● TASK GOAL
Every line that holds the string "course" is to be identified and copied.

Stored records
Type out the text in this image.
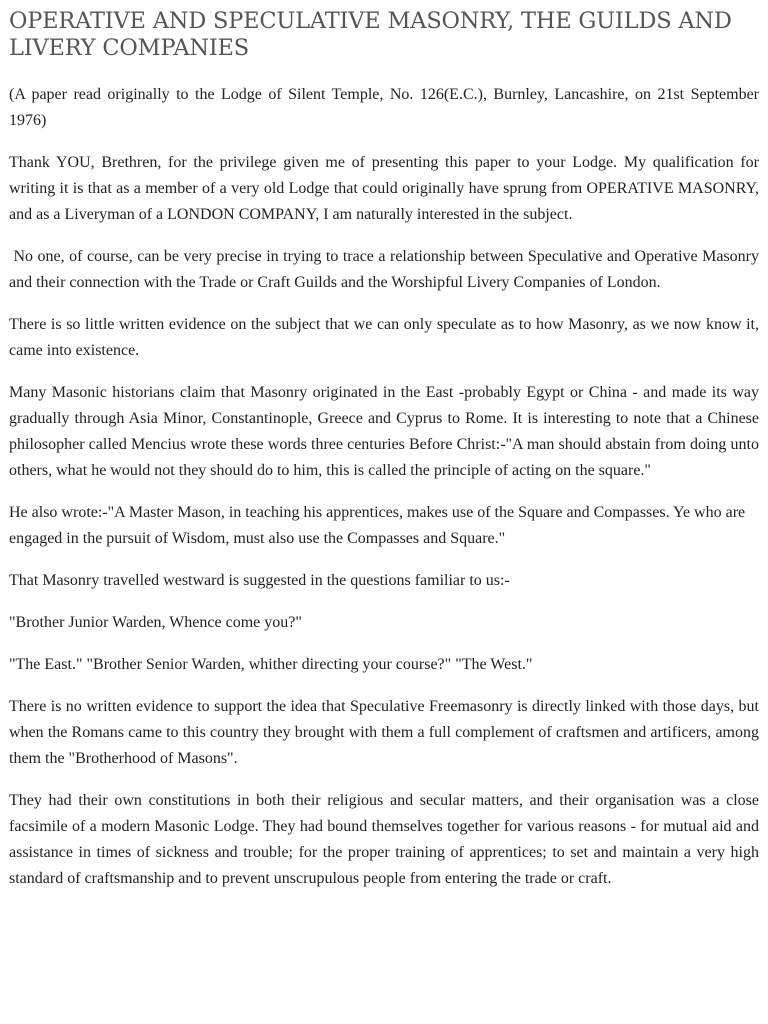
OPERATIVE AND SPECULATIVE MASONRY, THE GUILDS AND LIVERY COMPANIES

(A paper read originally to the Lodge of Silent Temple, No. 126(E.C.), Burnley, Lancashire, on 21st September 1976)

Thank YOU, Brethren, for the privilege given me of presenting this paper to your Lodge. My qualification for writing it is that as a member of a very old Lodge that could originally have sprung from OPERATIVE MASONRY, and as a Liveryman of a LONDON COMPANY, I am naturally interested in the subject.

No one, of course, can be very precise in trying to trace a relationship between Speculative and Operative Masonry and their connection with the Trade or Craft Guilds and the Worshipful Livery Companies of London.

There is so little written evidence on the subject that we can only speculate as to how Masonry, as we now know it, came into existence.

Many Masonic historians claim that Masonry originated in the East -probably Egypt or China - and made its way gradually through Asia Minor, Constantinople, Greece and Cyprus to Rome. It is interesting to note that a Chinese philosopher called Mencius wrote these words three centuries Before Christ:-"A man should abstain from doing unto others, what he would not they should do to him, this is called the principle of acting on the square."

He also wrote:-"A Master Mason, in teaching his apprentices, makes use of the Square and Compasses. Ye who are engaged in the pursuit of Wisdom, must also use the Compasses and Square."

That Masonry travelled westward is suggested in the questions familiar to us:-

"Brother Junior Warden, Whence come you?"

"The East." "Brother Senior Warden, whither directing your course?" "The West."

There is no written evidence to support the idea that Speculative Freemasonry is directly linked with those days, but when the Romans came to this country they brought with them a full complement of craftsmen and artificers, among them the "Brotherhood of Masons".

They had their own constitutions in both their religious and secular matters, and their organisation was a close facsimile of a modern Masonic Lodge. They had bound themselves together for various reasons - for mutual aid and assistance in times of sickness and trouble; for the proper training of apprentices; to set and maintain a very high standard of craftsmanship and to prevent unscrupulous people from entering the trade or craft.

● CORRECT RESPONSE
No one, of course, can be very precise in trying to trace a relationship between Speculative and Operative Masonry and their connection with the Trade or Craft Guilds and the Worshipful Livery Companies of London.
"The East." "Brother Senior Warden, whither directing your course?" "The West."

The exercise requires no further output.